-- Objective --
Arrange the lines of the entries below as a Markdown table with the columns Row and Line. Begin at the line containing "315, 335, 330]", continue through the line containing "223, 990, 239]" with both included, number each row, and omit blank lines.

-- Working data --
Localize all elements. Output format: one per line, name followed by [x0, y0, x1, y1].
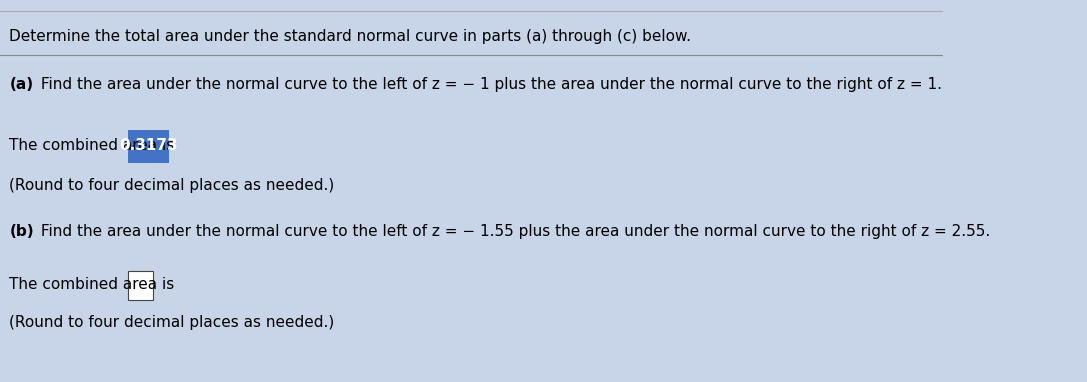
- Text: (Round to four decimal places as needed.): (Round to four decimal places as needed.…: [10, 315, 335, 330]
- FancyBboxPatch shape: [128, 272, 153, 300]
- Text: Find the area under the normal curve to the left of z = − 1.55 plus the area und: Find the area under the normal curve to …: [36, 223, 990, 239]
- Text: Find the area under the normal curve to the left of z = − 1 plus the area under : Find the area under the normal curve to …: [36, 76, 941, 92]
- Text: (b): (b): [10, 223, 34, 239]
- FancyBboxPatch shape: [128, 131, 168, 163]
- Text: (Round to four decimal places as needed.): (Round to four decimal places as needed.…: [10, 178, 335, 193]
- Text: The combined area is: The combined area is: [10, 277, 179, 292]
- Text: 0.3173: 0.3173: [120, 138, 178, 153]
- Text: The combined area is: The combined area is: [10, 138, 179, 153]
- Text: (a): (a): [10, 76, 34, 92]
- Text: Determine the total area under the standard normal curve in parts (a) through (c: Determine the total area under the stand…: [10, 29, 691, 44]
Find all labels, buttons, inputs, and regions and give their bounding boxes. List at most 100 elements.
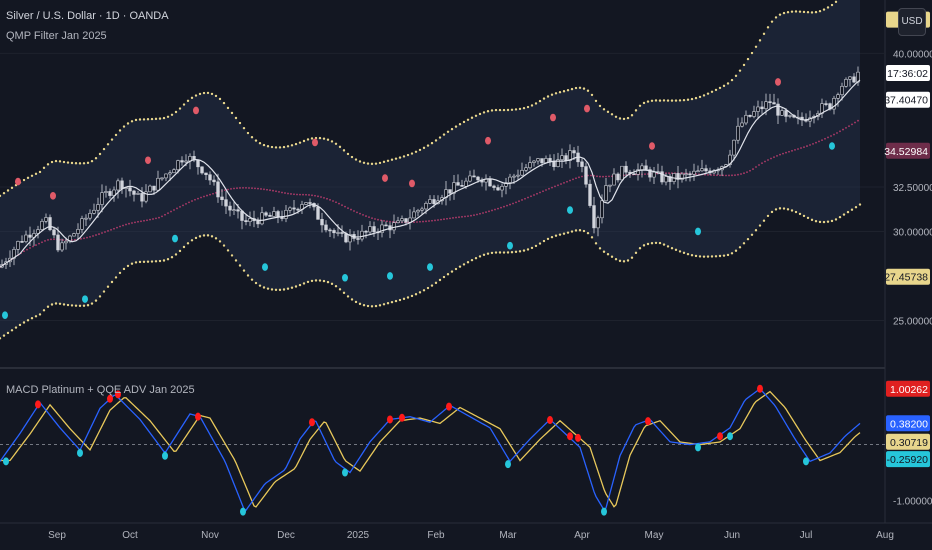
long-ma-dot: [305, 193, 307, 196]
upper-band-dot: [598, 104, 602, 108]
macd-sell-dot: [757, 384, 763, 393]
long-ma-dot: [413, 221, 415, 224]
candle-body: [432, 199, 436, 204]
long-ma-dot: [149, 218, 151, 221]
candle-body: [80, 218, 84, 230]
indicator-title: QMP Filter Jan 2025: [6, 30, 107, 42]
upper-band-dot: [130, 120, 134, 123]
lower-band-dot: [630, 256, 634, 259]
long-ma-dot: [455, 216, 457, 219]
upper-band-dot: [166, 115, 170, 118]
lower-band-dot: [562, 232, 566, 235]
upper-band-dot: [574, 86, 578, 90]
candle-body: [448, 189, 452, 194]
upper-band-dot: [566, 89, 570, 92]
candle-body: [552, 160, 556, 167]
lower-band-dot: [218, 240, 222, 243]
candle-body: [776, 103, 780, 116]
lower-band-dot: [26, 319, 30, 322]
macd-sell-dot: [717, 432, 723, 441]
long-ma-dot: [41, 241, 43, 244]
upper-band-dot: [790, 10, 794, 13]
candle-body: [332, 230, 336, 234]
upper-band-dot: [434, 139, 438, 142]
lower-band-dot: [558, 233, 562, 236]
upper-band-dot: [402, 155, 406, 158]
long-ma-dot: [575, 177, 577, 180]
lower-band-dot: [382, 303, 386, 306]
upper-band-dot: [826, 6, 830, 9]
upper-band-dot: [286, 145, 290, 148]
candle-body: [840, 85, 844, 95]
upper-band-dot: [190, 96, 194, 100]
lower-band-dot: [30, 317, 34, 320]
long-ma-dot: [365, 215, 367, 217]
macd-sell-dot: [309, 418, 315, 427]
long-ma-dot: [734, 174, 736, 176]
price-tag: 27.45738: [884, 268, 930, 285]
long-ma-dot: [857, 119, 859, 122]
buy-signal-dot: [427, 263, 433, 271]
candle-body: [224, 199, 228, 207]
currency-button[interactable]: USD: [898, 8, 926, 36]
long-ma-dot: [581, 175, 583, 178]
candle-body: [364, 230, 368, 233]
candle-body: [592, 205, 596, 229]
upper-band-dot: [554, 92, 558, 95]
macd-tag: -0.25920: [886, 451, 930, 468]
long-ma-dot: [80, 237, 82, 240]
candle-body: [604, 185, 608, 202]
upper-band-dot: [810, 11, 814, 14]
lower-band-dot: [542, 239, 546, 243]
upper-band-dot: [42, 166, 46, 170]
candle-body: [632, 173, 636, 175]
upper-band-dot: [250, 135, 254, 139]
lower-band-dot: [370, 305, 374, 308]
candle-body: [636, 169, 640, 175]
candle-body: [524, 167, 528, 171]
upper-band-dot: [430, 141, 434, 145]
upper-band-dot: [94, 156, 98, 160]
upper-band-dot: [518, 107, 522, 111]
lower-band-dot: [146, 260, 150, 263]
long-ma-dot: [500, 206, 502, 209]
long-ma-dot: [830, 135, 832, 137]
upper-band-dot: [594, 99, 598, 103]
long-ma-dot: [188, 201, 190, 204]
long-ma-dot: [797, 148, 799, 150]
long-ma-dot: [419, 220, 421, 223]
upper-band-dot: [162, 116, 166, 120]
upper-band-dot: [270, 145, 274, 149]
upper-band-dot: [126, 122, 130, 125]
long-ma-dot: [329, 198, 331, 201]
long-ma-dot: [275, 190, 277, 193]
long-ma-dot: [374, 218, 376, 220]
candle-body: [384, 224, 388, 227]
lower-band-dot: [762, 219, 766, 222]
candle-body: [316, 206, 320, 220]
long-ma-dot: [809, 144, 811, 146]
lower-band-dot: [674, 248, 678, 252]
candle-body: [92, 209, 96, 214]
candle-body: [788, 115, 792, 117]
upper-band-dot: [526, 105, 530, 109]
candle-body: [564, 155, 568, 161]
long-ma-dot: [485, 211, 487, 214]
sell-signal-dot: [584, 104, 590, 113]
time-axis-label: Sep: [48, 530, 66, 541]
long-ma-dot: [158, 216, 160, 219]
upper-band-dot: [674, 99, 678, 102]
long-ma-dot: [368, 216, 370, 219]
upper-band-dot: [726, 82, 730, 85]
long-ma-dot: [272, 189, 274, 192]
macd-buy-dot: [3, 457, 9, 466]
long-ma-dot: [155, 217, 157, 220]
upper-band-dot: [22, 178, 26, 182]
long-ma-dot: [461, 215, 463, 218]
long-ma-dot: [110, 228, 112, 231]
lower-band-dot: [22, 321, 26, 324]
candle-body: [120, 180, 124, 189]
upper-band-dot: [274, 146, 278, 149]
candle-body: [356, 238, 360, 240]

-- Task result --
| Row | Line |
|---|---|
| 1 | - Text: (Round to four decimal places as needed.): (Round to four decimal places as needed.…: [10, 315, 335, 330] |
| 2 | - FancyBboxPatch shape: [128, 272, 153, 300] |
| 3 | - Text: Find the area under the normal curve to the left of z = − 1.55 plus the area und: Find the area under the normal curve to …: [36, 223, 990, 239] |